> **GIVEN REQUEST**: Give the number of lines containing the word "本源码来自易语言源码网" and nothing more.

> **MATERIAL PROVIDED**:
** Begin **
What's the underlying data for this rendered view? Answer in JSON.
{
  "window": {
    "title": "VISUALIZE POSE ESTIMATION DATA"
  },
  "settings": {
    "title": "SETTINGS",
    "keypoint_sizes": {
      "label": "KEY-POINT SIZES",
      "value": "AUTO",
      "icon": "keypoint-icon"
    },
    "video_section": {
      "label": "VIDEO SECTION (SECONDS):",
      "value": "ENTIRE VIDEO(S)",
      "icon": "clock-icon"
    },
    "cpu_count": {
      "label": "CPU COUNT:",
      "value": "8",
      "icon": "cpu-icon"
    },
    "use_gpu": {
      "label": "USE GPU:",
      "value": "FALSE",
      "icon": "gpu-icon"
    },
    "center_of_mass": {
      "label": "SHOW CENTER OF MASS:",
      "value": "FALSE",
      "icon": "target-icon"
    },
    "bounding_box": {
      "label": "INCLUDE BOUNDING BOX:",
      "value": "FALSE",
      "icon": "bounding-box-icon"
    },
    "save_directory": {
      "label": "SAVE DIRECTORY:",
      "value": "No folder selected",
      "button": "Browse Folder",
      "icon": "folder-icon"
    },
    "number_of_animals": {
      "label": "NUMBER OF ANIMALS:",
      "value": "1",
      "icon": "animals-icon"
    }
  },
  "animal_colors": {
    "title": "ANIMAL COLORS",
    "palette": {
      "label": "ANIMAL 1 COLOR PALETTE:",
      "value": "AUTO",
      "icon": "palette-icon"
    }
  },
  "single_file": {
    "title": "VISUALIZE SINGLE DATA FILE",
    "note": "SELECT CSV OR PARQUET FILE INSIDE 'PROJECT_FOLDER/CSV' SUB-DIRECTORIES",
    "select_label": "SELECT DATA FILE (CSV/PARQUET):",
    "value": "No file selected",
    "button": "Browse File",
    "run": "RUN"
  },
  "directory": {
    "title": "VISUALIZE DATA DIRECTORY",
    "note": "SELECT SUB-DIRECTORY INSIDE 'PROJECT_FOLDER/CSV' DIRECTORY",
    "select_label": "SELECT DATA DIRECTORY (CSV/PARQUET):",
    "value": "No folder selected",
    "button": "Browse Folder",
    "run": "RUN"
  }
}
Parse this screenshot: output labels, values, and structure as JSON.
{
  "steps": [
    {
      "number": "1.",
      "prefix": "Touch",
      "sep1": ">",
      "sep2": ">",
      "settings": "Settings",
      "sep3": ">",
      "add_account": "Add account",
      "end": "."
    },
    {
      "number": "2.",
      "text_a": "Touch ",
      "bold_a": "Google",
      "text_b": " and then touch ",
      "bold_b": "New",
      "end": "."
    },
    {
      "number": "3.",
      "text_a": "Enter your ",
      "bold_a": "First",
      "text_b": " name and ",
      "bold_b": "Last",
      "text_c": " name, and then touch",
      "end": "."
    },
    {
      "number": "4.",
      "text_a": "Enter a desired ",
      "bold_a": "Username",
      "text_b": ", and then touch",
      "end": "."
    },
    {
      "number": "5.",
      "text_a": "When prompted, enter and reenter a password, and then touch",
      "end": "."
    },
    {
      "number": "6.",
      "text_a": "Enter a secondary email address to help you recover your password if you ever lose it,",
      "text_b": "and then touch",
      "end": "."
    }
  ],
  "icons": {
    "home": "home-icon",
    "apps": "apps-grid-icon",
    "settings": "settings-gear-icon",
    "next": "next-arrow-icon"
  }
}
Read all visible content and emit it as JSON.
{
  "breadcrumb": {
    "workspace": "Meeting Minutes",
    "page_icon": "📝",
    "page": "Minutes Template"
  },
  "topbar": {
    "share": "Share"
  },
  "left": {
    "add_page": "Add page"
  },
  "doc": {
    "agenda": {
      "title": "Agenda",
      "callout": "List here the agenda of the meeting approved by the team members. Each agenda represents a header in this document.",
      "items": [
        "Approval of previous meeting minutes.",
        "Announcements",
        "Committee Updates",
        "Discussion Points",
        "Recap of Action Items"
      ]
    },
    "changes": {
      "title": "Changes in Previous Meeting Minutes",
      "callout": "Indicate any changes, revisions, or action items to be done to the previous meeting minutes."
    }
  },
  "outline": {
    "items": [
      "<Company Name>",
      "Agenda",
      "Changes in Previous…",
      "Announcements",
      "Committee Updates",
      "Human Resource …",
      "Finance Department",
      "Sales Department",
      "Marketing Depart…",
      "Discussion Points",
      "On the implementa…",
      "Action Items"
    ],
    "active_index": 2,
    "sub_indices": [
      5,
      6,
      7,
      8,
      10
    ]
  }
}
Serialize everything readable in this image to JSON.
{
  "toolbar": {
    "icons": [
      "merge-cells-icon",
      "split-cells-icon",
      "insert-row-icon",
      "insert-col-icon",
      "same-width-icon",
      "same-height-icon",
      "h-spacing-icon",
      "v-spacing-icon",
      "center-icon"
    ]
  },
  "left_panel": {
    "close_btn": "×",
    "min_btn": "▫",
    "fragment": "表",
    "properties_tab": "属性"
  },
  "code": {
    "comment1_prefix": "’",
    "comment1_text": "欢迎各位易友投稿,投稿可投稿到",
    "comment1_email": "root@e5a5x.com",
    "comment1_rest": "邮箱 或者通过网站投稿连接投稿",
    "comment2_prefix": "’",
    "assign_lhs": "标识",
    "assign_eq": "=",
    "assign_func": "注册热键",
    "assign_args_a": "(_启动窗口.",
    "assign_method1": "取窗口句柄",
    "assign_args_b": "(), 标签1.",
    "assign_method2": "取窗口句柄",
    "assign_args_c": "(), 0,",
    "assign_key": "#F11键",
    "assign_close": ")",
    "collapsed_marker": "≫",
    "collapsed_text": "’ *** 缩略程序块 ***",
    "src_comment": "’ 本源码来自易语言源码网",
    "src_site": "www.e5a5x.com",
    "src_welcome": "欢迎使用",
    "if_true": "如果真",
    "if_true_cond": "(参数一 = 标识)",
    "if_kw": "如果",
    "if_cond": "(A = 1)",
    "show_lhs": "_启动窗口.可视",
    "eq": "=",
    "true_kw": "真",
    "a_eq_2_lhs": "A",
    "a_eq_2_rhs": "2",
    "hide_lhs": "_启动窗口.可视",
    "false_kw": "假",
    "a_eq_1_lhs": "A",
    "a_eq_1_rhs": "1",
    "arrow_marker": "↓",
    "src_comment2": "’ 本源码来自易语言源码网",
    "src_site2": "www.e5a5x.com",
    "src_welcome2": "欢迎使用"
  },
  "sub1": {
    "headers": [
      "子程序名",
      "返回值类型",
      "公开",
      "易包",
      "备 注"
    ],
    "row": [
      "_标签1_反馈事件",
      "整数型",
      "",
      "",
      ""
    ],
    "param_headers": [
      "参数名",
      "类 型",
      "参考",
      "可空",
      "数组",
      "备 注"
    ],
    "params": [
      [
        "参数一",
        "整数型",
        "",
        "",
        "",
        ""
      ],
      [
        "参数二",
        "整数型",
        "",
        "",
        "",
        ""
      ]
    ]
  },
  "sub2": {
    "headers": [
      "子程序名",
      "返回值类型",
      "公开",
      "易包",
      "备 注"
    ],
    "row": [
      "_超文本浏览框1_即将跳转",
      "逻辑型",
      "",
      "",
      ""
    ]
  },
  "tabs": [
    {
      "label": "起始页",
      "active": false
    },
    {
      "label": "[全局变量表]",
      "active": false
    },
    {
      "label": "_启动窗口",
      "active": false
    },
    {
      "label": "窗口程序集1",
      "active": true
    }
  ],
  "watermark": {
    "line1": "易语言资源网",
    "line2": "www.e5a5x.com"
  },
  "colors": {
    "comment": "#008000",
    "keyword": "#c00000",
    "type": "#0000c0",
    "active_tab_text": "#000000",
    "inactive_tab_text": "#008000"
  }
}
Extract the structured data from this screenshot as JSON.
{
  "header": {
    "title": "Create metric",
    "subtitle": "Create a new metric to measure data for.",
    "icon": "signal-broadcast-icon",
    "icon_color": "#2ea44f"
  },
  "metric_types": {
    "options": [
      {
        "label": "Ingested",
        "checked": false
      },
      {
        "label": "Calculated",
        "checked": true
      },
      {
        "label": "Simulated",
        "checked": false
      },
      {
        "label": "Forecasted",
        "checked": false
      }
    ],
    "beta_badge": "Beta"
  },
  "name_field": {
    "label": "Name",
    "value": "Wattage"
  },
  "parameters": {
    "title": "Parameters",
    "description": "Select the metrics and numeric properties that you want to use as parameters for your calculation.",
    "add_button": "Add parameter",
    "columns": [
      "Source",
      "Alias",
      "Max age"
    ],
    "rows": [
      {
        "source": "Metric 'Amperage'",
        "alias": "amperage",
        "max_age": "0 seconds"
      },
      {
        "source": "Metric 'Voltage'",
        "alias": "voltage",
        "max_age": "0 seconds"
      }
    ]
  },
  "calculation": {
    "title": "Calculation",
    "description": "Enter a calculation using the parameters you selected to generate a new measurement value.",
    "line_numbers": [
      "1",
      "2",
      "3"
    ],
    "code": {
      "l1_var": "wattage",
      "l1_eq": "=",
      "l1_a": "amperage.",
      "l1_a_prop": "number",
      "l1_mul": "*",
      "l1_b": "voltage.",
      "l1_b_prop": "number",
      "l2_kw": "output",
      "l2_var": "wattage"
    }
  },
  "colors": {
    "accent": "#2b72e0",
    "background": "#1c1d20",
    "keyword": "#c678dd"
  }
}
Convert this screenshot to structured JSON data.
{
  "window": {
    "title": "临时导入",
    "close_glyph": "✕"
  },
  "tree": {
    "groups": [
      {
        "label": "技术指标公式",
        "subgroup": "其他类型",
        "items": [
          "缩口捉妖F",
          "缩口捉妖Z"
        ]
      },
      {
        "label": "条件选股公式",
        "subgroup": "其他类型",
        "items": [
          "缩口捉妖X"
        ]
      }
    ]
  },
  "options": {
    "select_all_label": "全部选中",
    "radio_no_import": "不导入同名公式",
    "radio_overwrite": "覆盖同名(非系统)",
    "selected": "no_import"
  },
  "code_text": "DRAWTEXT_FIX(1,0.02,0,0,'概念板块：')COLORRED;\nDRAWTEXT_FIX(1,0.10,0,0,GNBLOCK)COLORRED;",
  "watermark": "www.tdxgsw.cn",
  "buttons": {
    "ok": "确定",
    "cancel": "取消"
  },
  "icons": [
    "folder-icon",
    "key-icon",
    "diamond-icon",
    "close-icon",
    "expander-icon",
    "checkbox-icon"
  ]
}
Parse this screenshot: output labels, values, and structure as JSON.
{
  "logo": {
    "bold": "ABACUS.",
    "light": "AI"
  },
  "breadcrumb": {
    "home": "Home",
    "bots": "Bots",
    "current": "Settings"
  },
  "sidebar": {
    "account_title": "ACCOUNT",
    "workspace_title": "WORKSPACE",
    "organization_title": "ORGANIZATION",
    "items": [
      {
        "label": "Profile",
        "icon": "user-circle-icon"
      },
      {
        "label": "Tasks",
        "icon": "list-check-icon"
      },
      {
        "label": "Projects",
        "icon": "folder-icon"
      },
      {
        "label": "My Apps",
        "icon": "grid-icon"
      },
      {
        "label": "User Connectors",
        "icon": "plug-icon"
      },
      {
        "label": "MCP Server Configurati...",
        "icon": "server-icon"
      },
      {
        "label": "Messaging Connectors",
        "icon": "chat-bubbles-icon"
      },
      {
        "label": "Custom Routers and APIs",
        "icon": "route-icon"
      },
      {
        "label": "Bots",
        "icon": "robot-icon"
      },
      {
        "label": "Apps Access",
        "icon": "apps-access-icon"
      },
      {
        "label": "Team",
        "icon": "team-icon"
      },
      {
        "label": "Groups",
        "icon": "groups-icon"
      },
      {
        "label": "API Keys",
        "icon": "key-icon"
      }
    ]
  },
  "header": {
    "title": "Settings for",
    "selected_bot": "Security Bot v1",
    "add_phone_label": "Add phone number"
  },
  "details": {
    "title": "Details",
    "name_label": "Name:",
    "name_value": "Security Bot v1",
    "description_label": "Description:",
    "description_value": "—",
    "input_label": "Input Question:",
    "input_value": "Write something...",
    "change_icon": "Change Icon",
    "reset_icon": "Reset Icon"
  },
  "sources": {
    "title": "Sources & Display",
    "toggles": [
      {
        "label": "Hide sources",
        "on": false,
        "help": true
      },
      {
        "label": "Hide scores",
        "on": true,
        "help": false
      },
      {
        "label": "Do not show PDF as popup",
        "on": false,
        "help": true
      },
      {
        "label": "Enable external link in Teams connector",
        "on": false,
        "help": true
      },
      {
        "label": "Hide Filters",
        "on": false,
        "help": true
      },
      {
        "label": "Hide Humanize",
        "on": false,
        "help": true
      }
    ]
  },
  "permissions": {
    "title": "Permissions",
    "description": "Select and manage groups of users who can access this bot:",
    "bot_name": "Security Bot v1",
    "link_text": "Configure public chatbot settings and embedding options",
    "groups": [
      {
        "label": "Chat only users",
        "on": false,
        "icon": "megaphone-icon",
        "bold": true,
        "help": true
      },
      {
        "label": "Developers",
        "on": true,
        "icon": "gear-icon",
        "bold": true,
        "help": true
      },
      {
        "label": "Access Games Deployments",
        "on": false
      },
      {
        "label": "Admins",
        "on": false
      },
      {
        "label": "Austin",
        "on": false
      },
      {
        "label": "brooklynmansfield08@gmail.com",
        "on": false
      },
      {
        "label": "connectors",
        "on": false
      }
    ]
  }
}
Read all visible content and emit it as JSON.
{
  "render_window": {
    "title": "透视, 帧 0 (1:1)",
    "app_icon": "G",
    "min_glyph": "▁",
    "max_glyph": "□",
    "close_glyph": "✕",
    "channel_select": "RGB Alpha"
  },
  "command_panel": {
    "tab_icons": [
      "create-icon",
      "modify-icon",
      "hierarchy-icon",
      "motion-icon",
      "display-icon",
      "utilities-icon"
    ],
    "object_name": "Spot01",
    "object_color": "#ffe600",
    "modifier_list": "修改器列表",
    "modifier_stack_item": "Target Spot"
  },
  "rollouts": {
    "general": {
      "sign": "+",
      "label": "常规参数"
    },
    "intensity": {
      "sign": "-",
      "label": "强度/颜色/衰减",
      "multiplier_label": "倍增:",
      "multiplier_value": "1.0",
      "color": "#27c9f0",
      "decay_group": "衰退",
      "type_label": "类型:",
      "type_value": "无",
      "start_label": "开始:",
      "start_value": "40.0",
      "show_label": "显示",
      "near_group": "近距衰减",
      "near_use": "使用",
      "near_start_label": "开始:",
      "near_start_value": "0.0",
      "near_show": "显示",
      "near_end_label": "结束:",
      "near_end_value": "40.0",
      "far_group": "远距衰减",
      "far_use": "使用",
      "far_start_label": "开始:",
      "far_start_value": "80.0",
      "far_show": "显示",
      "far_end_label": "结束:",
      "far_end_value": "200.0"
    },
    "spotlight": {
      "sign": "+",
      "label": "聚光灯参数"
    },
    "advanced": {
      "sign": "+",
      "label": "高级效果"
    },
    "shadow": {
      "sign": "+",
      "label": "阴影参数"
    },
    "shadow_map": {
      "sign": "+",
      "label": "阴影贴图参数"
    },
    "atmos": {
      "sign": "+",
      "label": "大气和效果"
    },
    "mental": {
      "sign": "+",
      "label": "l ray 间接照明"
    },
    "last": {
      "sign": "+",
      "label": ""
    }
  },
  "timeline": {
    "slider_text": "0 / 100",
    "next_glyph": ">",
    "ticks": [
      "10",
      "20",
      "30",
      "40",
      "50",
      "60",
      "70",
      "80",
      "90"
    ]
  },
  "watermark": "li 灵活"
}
** End **
> **COMPLETE OUTPUT**: 2